_WHAT TO PRODUCE_:
Produce an exact copy of all the data below, dropping every image.

Extracted data entries:

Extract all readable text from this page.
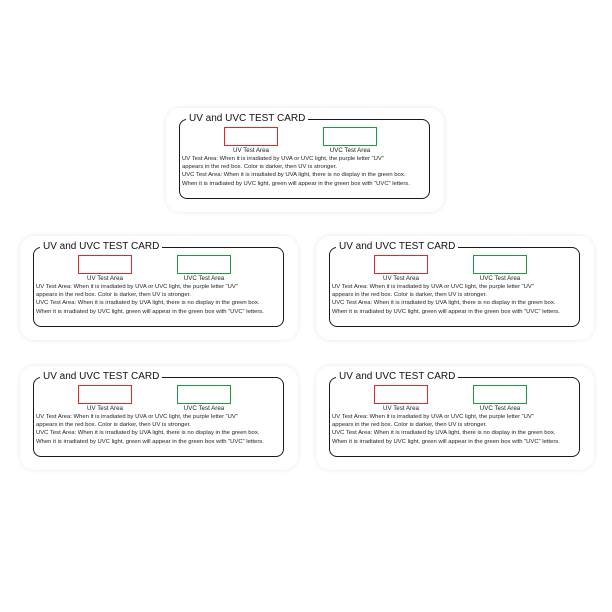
UV and UVC TEST CARD
UV Test Area	UVC Test Area
UV Test Area: When it is irradiated by UVA or UVC light, the purple letter “UV”
appears in the red box. Color is darker, then UV is stronger.
UVC Test Area: When it is irradiated by UVA light, there is no display in the green box.
When it is irradiated by UVC light, green will appear in the green box with “UVC” letters.
UV and UVC TEST CARD
UV Test Area	UVC Test Area
UV Test Area: When it is irradiated by UVA or UVC light, the purple letter “UV”
appears in the red box. Color is darker, then UV is stronger.
UVC Test Area: When it is irradiated by UVA light, there is no display in the green box.
When it is irradiated by UVC light, green will appear in the green box with “UVC” letters.
UV and UVC TEST CARD
UV Test Area	UVC Test Area
UV Test Area: When it is irradiated by UVA or UVC light, the purple letter “UV”
appears in the red box. Color is darker, then UV is stronger.
UVC Test Area: When it is irradiated by UVA light, there is no display in the green box.
When it is irradiated by UVC light, green will appear in the green box with “UVC” letters.
UV and UVC TEST CARD
UV Test Area	UVC Test Area
UV Test Area: When it is irradiated by UVA or UVC light, the purple letter “UV”
appears in the red box. Color is darker, then UV is stronger.
UVC Test Area: When it is irradiated by UVA light, there is no display in the green box.
When it is irradiated by UVC light, green will appear in the green box with “UVC” letters.
UV and UVC TEST CARD
UV Test Area	UVC Test Area
UV Test Area: When it is irradiated by UVA or UVC light, the purple letter “UV”
appears in the red box. Color is darker, then UV is stronger.
UVC Test Area: When it is irradiated by UVA light, there is no display in the green box.
When it is irradiated by UVC light, green will appear in the green box with “UVC” letters.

_TASK OUTPUT_:
Extract all readable text from this page.
UV and UVC TEST CARD
UV Test Area	UVC Test Area
UV Test Area: When it is irradiated by UVA or UVC light, the purple letter “UV”
appears in the red box. Color is darker, then UV is stronger.
UVC Test Area: When it is irradiated by UVA light, there is no display in the green box.
When it is irradiated by UVC light, green will appear in the green box with “UVC” letters.
UV and UVC TEST CARD
UV Test Area	UVC Test Area
UV Test Area: When it is irradiated by UVA or UVC light, the purple letter “UV”
appears in the red box. Color is darker, then UV is stronger.
UVC Test Area: When it is irradiated by UVA light, there is no display in the green box.
When it is irradiated by UVC light, green will appear in the green box with “UVC” letters.
UV and UVC TEST CARD
UV Test Area	UVC Test Area
UV Test Area: When it is irradiated by UVA or UVC light, the purple letter “UV”
appears in the red box. Color is darker, then UV is stronger.
UVC Test Area: When it is irradiated by UVA light, there is no display in the green box.
When it is irradiated by UVC light, green will appear in the green box with “UVC” letters.
UV and UVC TEST CARD
UV Test Area	UVC Test Area
UV Test Area: When it is irradiated by UVA or UVC light, the purple letter “UV”
appears in the red box. Color is darker, then UV is stronger.
UVC Test Area: When it is irradiated by UVA light, there is no display in the green box.
When it is irradiated by UVC light, green will appear in the green box with “UVC” letters.
UV and UVC TEST CARD
UV Test Area	UVC Test Area
UV Test Area: When it is irradiated by UVA or UVC light, the purple letter “UV”
appears in the red box. Color is darker, then UV is stronger.
UVC Test Area: When it is irradiated by UVA light, there is no display in the green box.
When it is irradiated by UVC light, green will appear in the green box with “UVC” letters.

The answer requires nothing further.